Challenge:
Report every line in the listing that contains the string "name".

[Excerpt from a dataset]

* * * *

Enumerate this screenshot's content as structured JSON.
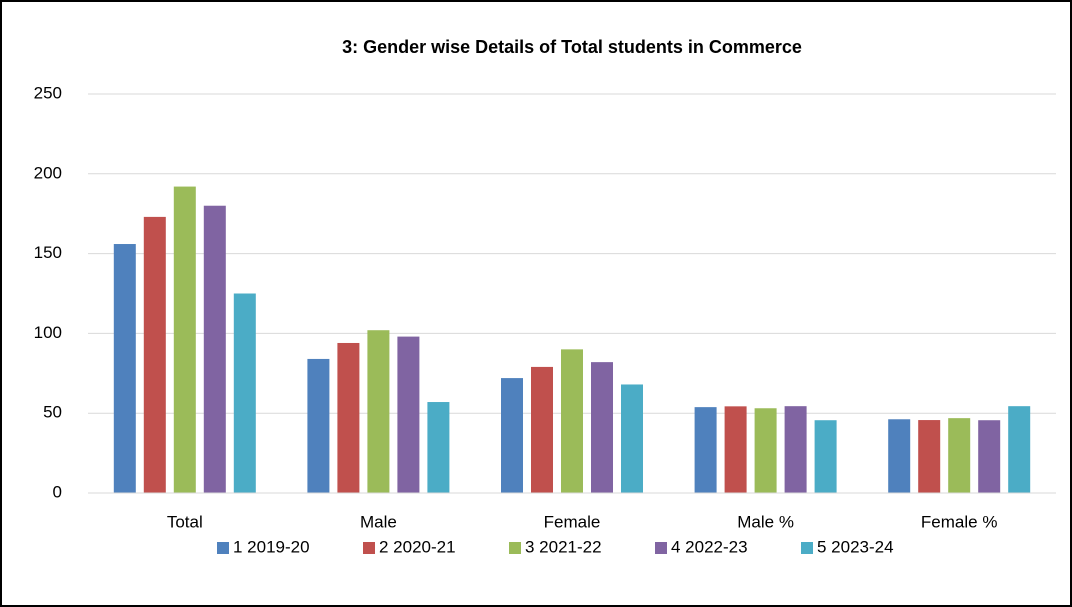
{
  "chart_data": {
    "type": "bar",
    "title": "3: Gender wise Details of Total students in Commerce",
    "categories": [
      "Total",
      "Male",
      "Female",
      "Male %",
      "Female %"
    ],
    "series": [
      {
        "name": "1 2019-20",
        "color": "#4f81bd",
        "values": [
          156,
          84,
          72,
          53.8,
          46.2
        ]
      },
      {
        "name": "2 2020-21",
        "color": "#c0504d",
        "values": [
          173,
          94,
          79,
          54.3,
          45.7
        ]
      },
      {
        "name": "3 2021-22",
        "color": "#9bbb59",
        "values": [
          192,
          102,
          90,
          53.1,
          46.9
        ]
      },
      {
        "name": "4 2022-23",
        "color": "#8064a2",
        "values": [
          180,
          98,
          82,
          54.4,
          45.6
        ]
      },
      {
        "name": "5 2023-24",
        "color": "#4bacc6",
        "values": [
          125,
          57,
          68,
          45.6,
          54.4
        ]
      }
    ],
    "ylim": [
      0,
      250
    ],
    "yticks": [
      0,
      50,
      100,
      150,
      200,
      250
    ],
    "grid": true,
    "legend": "bottom"
  }
}
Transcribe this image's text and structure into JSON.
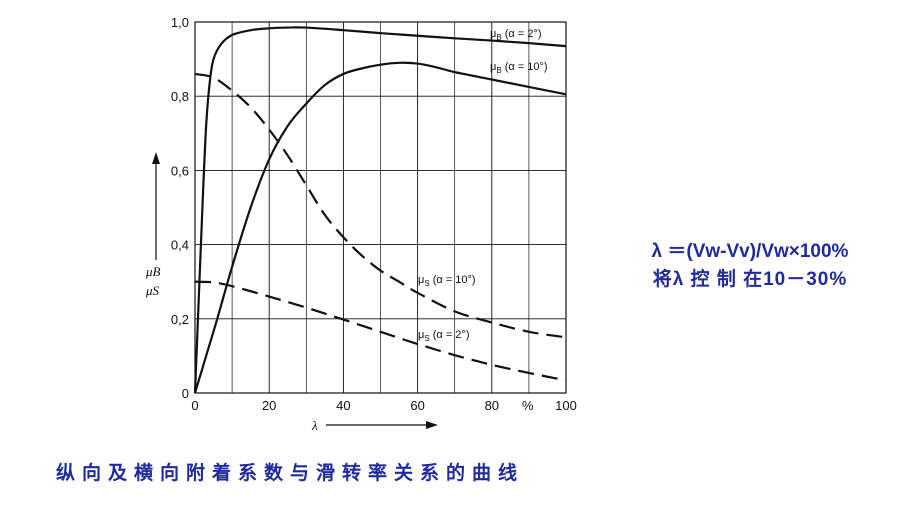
{
  "chart_data": {
    "type": "line",
    "xlabel": "λ",
    "x_unit": "%",
    "ylabel": [
      "μB",
      "μS"
    ],
    "xlim": [
      0,
      100
    ],
    "ylim": [
      0,
      1.0
    ],
    "x_ticks": [
      0,
      20,
      40,
      60,
      80,
      100
    ],
    "x_tick_labels": [
      "0",
      "20",
      "40",
      "60",
      "80",
      "100"
    ],
    "y_ticks": [
      0,
      0.2,
      0.4,
      0.6,
      0.8,
      1.0
    ],
    "y_tick_labels": [
      "0",
      "0,2",
      "0,4",
      "0,6",
      "0,8",
      "1,0"
    ],
    "grid": true,
    "series": [
      {
        "name": "μB (α = 2°)",
        "style": "solid",
        "points": [
          [
            0,
            0
          ],
          [
            2,
            0.5
          ],
          [
            3,
            0.72
          ],
          [
            4,
            0.84
          ],
          [
            5,
            0.9
          ],
          [
            7,
            0.94
          ],
          [
            10,
            0.965
          ],
          [
            15,
            0.978
          ],
          [
            20,
            0.983
          ],
          [
            25,
            0.985
          ],
          [
            30,
            0.985
          ],
          [
            40,
            0.978
          ],
          [
            50,
            0.97
          ],
          [
            60,
            0.963
          ],
          [
            70,
            0.956
          ],
          [
            80,
            0.95
          ],
          [
            90,
            0.943
          ],
          [
            100,
            0.935
          ]
        ]
      },
      {
        "name": "μB (α = 10°)",
        "style": "solid",
        "points": [
          [
            0,
            0
          ],
          [
            3,
            0.1
          ],
          [
            6,
            0.2
          ],
          [
            10,
            0.34
          ],
          [
            15,
            0.5
          ],
          [
            20,
            0.63
          ],
          [
            25,
            0.72
          ],
          [
            30,
            0.78
          ],
          [
            35,
            0.83
          ],
          [
            40,
            0.86
          ],
          [
            45,
            0.875
          ],
          [
            50,
            0.885
          ],
          [
            55,
            0.89
          ],
          [
            60,
            0.888
          ],
          [
            65,
            0.878
          ],
          [
            70,
            0.865
          ],
          [
            80,
            0.845
          ],
          [
            90,
            0.825
          ],
          [
            100,
            0.805
          ]
        ]
      },
      {
        "name": "μS (α = 10°)",
        "style": "dashed",
        "points": [
          [
            0,
            0.86
          ],
          [
            5,
            0.85
          ],
          [
            10,
            0.815
          ],
          [
            15,
            0.77
          ],
          [
            20,
            0.71
          ],
          [
            25,
            0.64
          ],
          [
            30,
            0.56
          ],
          [
            35,
            0.48
          ],
          [
            40,
            0.42
          ],
          [
            45,
            0.37
          ],
          [
            50,
            0.33
          ],
          [
            55,
            0.3
          ],
          [
            60,
            0.27
          ],
          [
            70,
            0.22
          ],
          [
            80,
            0.19
          ],
          [
            90,
            0.165
          ],
          [
            100,
            0.15
          ]
        ]
      },
      {
        "name": "μS (α = 2°)",
        "style": "dashed",
        "points": [
          [
            0,
            0.3
          ],
          [
            5,
            0.298
          ],
          [
            10,
            0.288
          ],
          [
            20,
            0.26
          ],
          [
            30,
            0.23
          ],
          [
            40,
            0.198
          ],
          [
            50,
            0.165
          ],
          [
            60,
            0.132
          ],
          [
            70,
            0.102
          ],
          [
            80,
            0.076
          ],
          [
            90,
            0.054
          ],
          [
            100,
            0.034
          ]
        ]
      }
    ],
    "curve_labels": [
      {
        "series": 0,
        "parts": [
          "μ",
          "B",
          " (α = 2°)"
        ]
      },
      {
        "series": 1,
        "parts": [
          "μ",
          "B",
          " (α = 10°)"
        ]
      },
      {
        "series": 2,
        "parts": [
          "μ",
          "S",
          " (α = 10°)"
        ]
      },
      {
        "series": 3,
        "parts": [
          "μ",
          "S",
          " (α = 2°)"
        ]
      }
    ]
  },
  "formula_line1": "λ ＝(Vw-Vv)/Vw×100%",
  "formula_line2": "将λ 控 制 在10－30%",
  "caption": "纵向及横向附着系数与滑转率关系的曲线"
}
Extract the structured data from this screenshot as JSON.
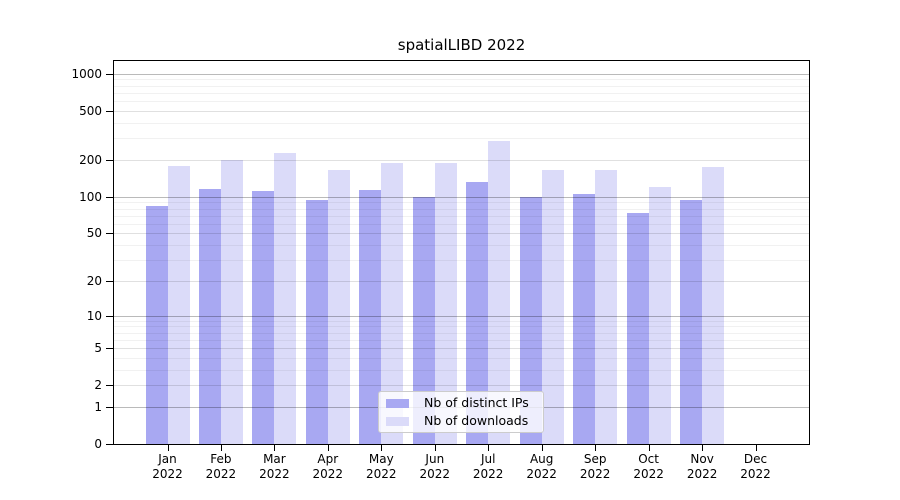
{
  "chart_data": {
    "type": "bar",
    "title": "spatialLIBD 2022",
    "categories": [
      "Jan",
      "Feb",
      "Mar",
      "Apr",
      "May",
      "Jun",
      "Jul",
      "Aug",
      "Sep",
      "Oct",
      "Nov",
      "Dec"
    ],
    "category_year": "2022",
    "series": [
      {
        "name": "Nb of distinct IPs",
        "color": "#a8a8f2",
        "values": [
          84,
          115,
          112,
          94,
          113,
          100,
          131,
          100,
          105,
          74,
          94,
          0
        ]
      },
      {
        "name": "Nb of downloads",
        "color": "#dbdbf9",
        "values": [
          177,
          198,
          228,
          165,
          188,
          189,
          283,
          165,
          165,
          120,
          174,
          0
        ]
      }
    ],
    "y_axis": {
      "scale": "log1p",
      "ticks": [
        0,
        1,
        2,
        5,
        10,
        20,
        50,
        100,
        200,
        500,
        1000
      ],
      "ylim": [
        0,
        1270
      ],
      "grid": true
    },
    "legend": {
      "position": "lower-center"
    }
  }
}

* * * *

Solved exercise:
        "name": "1 2019-20",
        "name": "2 2020-21",
        "name": "3 2021-22",
        "name": "4 2022-23",
        "name": "5 2023-24",
        "name": "μB (α = 2°)",
        "name": "μB (α = 10°)",
        "name": "μS (α = 10°)",
        "name": "μS (α = 2°)",
        "name": "Nb of distinct IPs",
        "name": "Nb of downloads",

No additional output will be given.